DIRECTIONS FOR THIS TASK: Exactly reproduce each record listed below.

________________

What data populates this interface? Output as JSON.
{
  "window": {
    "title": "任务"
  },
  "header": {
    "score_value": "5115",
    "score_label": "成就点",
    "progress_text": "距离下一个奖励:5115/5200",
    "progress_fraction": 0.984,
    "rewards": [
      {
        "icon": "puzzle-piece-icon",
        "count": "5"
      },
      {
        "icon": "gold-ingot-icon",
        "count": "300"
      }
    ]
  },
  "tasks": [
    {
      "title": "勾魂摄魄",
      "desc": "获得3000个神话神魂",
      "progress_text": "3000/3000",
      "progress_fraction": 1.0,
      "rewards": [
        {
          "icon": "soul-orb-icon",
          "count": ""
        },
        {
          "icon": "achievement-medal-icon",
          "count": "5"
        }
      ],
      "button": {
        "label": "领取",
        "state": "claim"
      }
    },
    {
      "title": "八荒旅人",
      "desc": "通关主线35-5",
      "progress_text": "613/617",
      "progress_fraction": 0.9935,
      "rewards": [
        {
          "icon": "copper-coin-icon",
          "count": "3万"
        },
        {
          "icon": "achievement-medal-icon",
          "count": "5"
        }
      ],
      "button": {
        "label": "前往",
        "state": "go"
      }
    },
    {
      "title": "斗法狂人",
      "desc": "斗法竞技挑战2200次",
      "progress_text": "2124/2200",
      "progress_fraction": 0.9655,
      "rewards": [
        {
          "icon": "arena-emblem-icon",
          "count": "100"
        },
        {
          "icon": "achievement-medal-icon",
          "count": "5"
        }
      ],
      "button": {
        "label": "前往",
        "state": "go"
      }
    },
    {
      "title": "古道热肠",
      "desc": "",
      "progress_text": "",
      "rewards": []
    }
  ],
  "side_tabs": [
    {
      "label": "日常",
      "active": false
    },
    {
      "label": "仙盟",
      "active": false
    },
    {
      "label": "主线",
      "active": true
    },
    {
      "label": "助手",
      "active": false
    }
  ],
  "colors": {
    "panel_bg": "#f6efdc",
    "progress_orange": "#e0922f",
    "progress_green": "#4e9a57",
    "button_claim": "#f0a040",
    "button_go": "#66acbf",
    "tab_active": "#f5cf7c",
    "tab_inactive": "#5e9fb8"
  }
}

________________

REPLY:
What data populates this interface? Output as JSON.
{
  "window": {
    "title": "任务"
  },
  "header": {
    "score_value": "5115",
    "score_label": "成就点",
    "progress_text": "距离下一个奖励:5115/5200",
    "progress_fraction": 0.984,
    "rewards": [
      {
        "icon": "puzzle-piece-icon",
        "count": "5"
      },
      {
        "icon": "gold-ingot-icon",
        "count": "300"
      }
    ]
  },
  "tasks": [
    {
      "title": "勾魂摄魄",
      "desc": "获得3000个神话神魂",
      "progress_text": "3000/3000",
      "progress_fraction": 1.0,
      "rewards": [
        {
          "icon": "soul-orb-icon",
          "count": ""
        },
        {
          "icon": "achievement-medal-icon",
          "count": "5"
        }
      ],
      "button": {
        "label": "领取",
        "state": "claim"
      }
    },
    {
      "title": "八荒旅人",
      "desc": "通关主线35-5",
      "progress_text": "613/617",
      "progress_fraction": 0.9935,
      "rewards": [
        {
          "icon": "copper-coin-icon",
          "count": "3万"
        },
        {
          "icon": "achievement-medal-icon",
          "count": "5"
        }
      ],
      "button": {
        "label": "前往",
        "state": "go"
      }
    },
    {
      "title": "斗法狂人",
      "desc": "斗法竞技挑战2200次",
      "progress_text": "2124/2200",
      "progress_fraction": 0.9655,
      "rewards": [
        {
          "icon": "arena-emblem-icon",
          "count": "100"
        },
        {
          "icon": "achievement-medal-icon",
          "count": "5"
        }
      ],
      "button": {
        "label": "前往",
        "state": "go"
      }
    },
    {
      "title": "古道热肠",
      "desc": "",
      "progress_text": "",
      "rewards": []
    }
  ],
  "side_tabs": [
    {
      "label": "日常",
      "active": false
    },
    {
      "label": "仙盟",
      "active": false
    },
    {
      "label": "主线",
      "active": true
    },
    {
      "label": "助手",
      "active": false
    }
  ],
  "colors": {
    "panel_bg": "#f6efdc",
    "progress_orange": "#e0922f",
    "progress_green": "#4e9a57",
    "button_claim": "#f0a040",
    "button_go": "#66acbf",
    "tab_active": "#f5cf7c",
    "tab_inactive": "#5e9fb8"
  }
}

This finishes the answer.